» Given data
-----

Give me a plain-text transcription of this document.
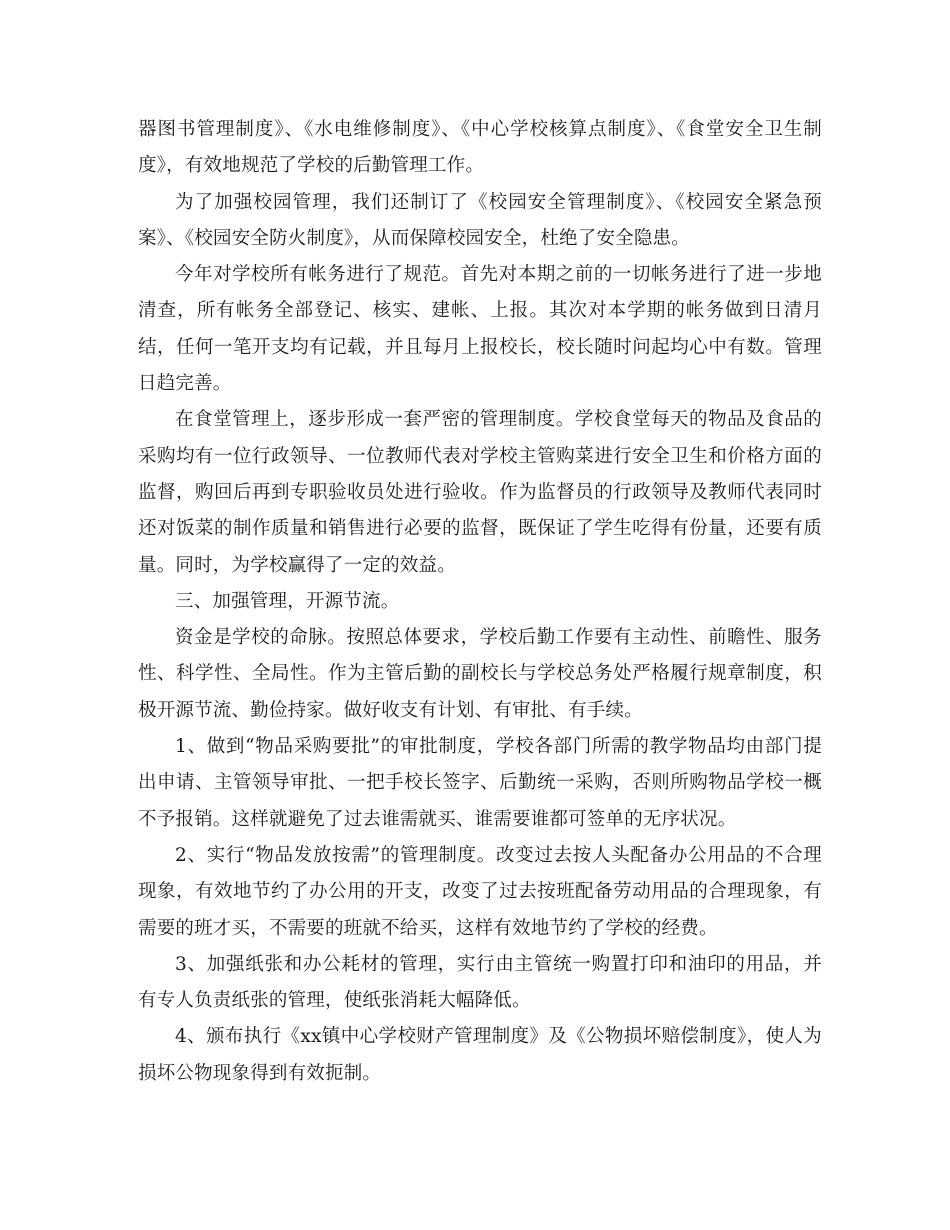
器图书管理制度》、《水电维修制度》、《中心学校核算点制度》、《食堂安全卫生制度》，有效地规范了学校的后勤管理工作。

为了加强校园管理，我们还制订了《校园安全管理制度》、《校园安全紧急预案》、《校园安全防火制度》，从而保障校园安全，杜绝了安全隐患。

今年对学校所有帐务进行了规范。首先对本期之前的一切帐务进行了进一步地清查，所有帐务全部登记、核实、建帐、上报。其次对本学期的帐务做到日清月结，任何一笔开支均有记载，并且每月上报校长，校长随时问起均心中有数。管理日趋完善。

在食堂管理上，逐步形成一套严密的管理制度。学校食堂每天的物品及食品的采购均有一位行政领导、一位教师代表对学校主管购菜进行安全卫生和价格方面的监督，购回后再到专职验收员处进行验收。作为监督员的行政领导及教师代表同时还对饭菜的制作质量和销售进行必要的监督，既保证了学生吃得有份量，还要有质量。同时，为学校赢得了一定的效益。

三、加强管理，开源节流。

资金是学校的命脉。按照总体要求，学校后勤工作要有主动性、前瞻性、服务性、科学性、全局性。作为主管后勤的副校长与学校总务处严格履行规章制度，积极开源节流、勤俭持家。做好收支有计划、有审批、有手续。

1、做到“物品采购要批”的审批制度，学校各部门所需的教学物品均由部门提出申请、主管领导审批、一把手校长签字、后勤统一采购，否则所购物品学校一概不予报销。这样就避免了过去谁需就买、谁需要谁都可签单的无序状况。

2、实行“物品发放按需”的管理制度。改变过去按人头配备办公用品的不合理现象，有效地节约了办公用的开支，改变了过去按班配备劳动用品的合理现象，有需要的班才买，不需要的班就不给买，这样有效地节约了学校的经费。

3、加强纸张和办公耗材的管理，实行由主管统一购置打印和油印的用品，并有专人负责纸张的管理，使纸张消耗大幅降低。

4、颁布执行《xx镇中心学校财产管理制度》及《公物损坏赔偿制度》，使人为损坏公物现象得到有效扼制。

-----

» Exercise task
Set down all the data again exactly as above, pictures excluded.

» Right answer
Give me a plain-text transcription of this document.
器图书管理制度》、《水电维修制度》、《中心学校核算点制度》、《食堂安全卫生制度》，有效地规范了学校的后勤管理工作。

为了加强校园管理，我们还制订了《校园安全管理制度》、《校园安全紧急预案》、《校园安全防火制度》，从而保障校园安全，杜绝了安全隐患。

今年对学校所有帐务进行了规范。首先对本期之前的一切帐务进行了进一步地清查，所有帐务全部登记、核实、建帐、上报。其次对本学期的帐务做到日清月结，任何一笔开支均有记载，并且每月上报校长，校长随时问起均心中有数。管理日趋完善。

在食堂管理上，逐步形成一套严密的管理制度。学校食堂每天的物品及食品的采购均有一位行政领导、一位教师代表对学校主管购菜进行安全卫生和价格方面的监督，购回后再到专职验收员处进行验收。作为监督员的行政领导及教师代表同时还对饭菜的制作质量和销售进行必要的监督，既保证了学生吃得有份量，还要有质量。同时，为学校赢得了一定的效益。

三、加强管理，开源节流。

资金是学校的命脉。按照总体要求，学校后勤工作要有主动性、前瞻性、服务性、科学性、全局性。作为主管后勤的副校长与学校总务处严格履行规章制度，积极开源节流、勤俭持家。做好收支有计划、有审批、有手续。

1、做到“物品采购要批”的审批制度，学校各部门所需的教学物品均由部门提出申请、主管领导审批、一把手校长签字、后勤统一采购，否则所购物品学校一概不予报销。这样就避免了过去谁需就买、谁需要谁都可签单的无序状况。

2、实行“物品发放按需”的管理制度。改变过去按人头配备办公用品的不合理现象，有效地节约了办公用的开支，改变了过去按班配备劳动用品的合理现象，有需要的班才买，不需要的班就不给买，这样有效地节约了学校的经费。

3、加强纸张和办公耗材的管理，实行由主管统一购置打印和油印的用品，并有专人负责纸张的管理，使纸张消耗大幅降低。

4、颁布执行《xx镇中心学校财产管理制度》及《公物损坏赔偿制度》，使人为损坏公物现象得到有效扼制。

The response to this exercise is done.